_Problem to solve_: Transcribe the listing that follows in full, omitting pictures.
═════ Given information ═════
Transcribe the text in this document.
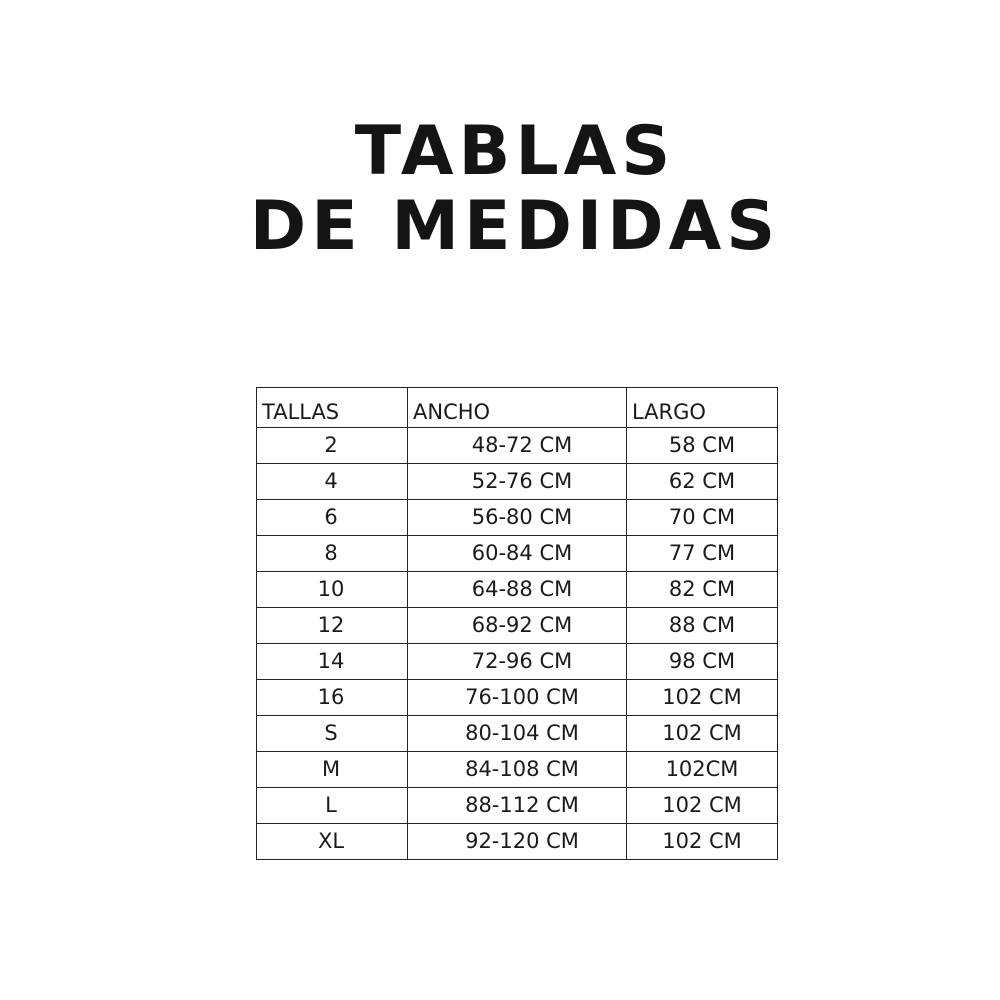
TABLAS
DE MEDIDAS
TALLAS	ANCHO	LARGO
2	48-72 CM	58 CM
4	52-76 CM	62 CM
6	56-80 CM	70 CM
8	60-84 CM	77 CM
10	64-88 CM	82 CM
12	68-92 CM	88 CM
14	72-96 CM	98 CM
16	76-100 CM	102 CM
S	80-104 CM	102 CM
M	84-108 CM	102CM
L	88-112 CM	102 CM
XL	92-120 CM	102 CM
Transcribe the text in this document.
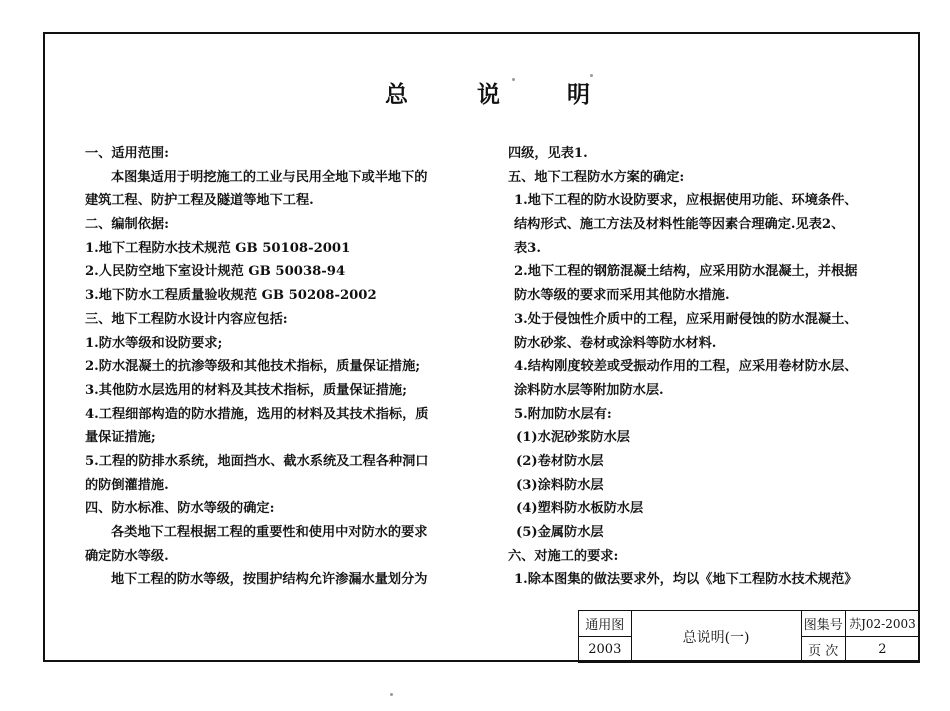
总	说	明
一、适用范围:
本图集适用于明挖施工的工业与民用全地下或半地下的
建筑工程、防护工程及隧道等地下工程.
二、编制依据:
1.地下工程防水技术规范 GB 50108-2001
2.人民防空地下室设计规范 GB 50038-94
3.地下防水工程质量验收规范 GB 50208-2002
三、地下工程防水设计内容应包括:
1.防水等级和设防要求;
2.防水混凝土的抗渗等级和其他技术指标，质量保证措施;
3.其他防水层选用的材料及其技术指标，质量保证措施;
4.工程细部构造的防水措施，选用的材料及其技术指标，质
量保证措施;
5.工程的防排水系统，地面挡水、截水系统及工程各种洞口
的防倒灌措施.
四、防水标准、防水等级的确定:
各类地下工程根据工程的重要性和使用中对防水的要求
确定防水等级.
地下工程的防水等级，按围护结构允许渗漏水量划分为
四级，见表1.
五、地下工程防水方案的确定:
1.地下工程的防水设防要求，应根据使用功能、环境条件、
结构形式、施工方法及材料性能等因素合理确定.见表2、
表3.
2.地下工程的钢筋混凝土结构，应采用防水混凝土，并根据
防水等级的要求而采用其他防水措施.
3.处于侵蚀性介质中的工程，应采用耐侵蚀的防水混凝土、
防水砂浆、卷材或涂料等防水材料.
4.结构刚度较差或受振动作用的工程，应采用卷材防水层、
涂料防水层等附加防水层.
5.附加防水层有:
(1)水泥砂浆防水层
(2)卷材防水层
(3)涂料防水层
(4)塑料防水板防水层
(5)金属防水层
六、对施工的要求:
1.除本图集的做法要求外，均以《地下工程防水技术规范》
通用图	总说明(一)	图集号	苏J02-2003
2003		页 次	2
═════
_The output_:
Transcribe the text in this document.
TABLAS
DE MEDIDAS
TALLAS	ANCHO	LARGO
2	48-72 CM	58 CM
4	52-76 CM	62 CM
6	56-80 CM	70 CM
8	60-84 CM	77 CM
10	64-88 CM	82 CM
12	68-92 CM	88 CM
14	72-96 CM	98 CM
16	76-100 CM	102 CM
S	80-104 CM	102 CM
M	84-108 CM	102CM
L	88-112 CM	102 CM
XL	92-120 CM	102 CM
Transcribe the text in this document.
总	说	明
一、适用范围:
本图集适用于明挖施工的工业与民用全地下或半地下的
建筑工程、防护工程及隧道等地下工程.
二、编制依据:
1.地下工程防水技术规范 GB 50108-2001
2.人民防空地下室设计规范 GB 50038-94
3.地下防水工程质量验收规范 GB 50208-2002
三、地下工程防水设计内容应包括:
1.防水等级和设防要求;
2.防水混凝土的抗渗等级和其他技术指标，质量保证措施;
3.其他防水层选用的材料及其技术指标，质量保证措施;
4.工程细部构造的防水措施，选用的材料及其技术指标，质
量保证措施;
5.工程的防排水系统，地面挡水、截水系统及工程各种洞口
的防倒灌措施.
四、防水标准、防水等级的确定:
各类地下工程根据工程的重要性和使用中对防水的要求
确定防水等级.
地下工程的防水等级，按围护结构允许渗漏水量划分为
四级，见表1.
五、地下工程防水方案的确定:
1.地下工程的防水设防要求，应根据使用功能、环境条件、
结构形式、施工方法及材料性能等因素合理确定.见表2、
表3.
2.地下工程的钢筋混凝土结构，应采用防水混凝土，并根据
防水等级的要求而采用其他防水措施.
3.处于侵蚀性介质中的工程，应采用耐侵蚀的防水混凝土、
防水砂浆、卷材或涂料等防水材料.
4.结构刚度较差或受振动作用的工程，应采用卷材防水层、
涂料防水层等附加防水层.
5.附加防水层有:
(1)水泥砂浆防水层
(2)卷材防水层
(3)涂料防水层
(4)塑料防水板防水层
(5)金属防水层
六、对施工的要求:
1.除本图集的做法要求外，均以《地下工程防水技术规范》
通用图	总说明(一)	图集号	苏J02-2003
2003		页 次	2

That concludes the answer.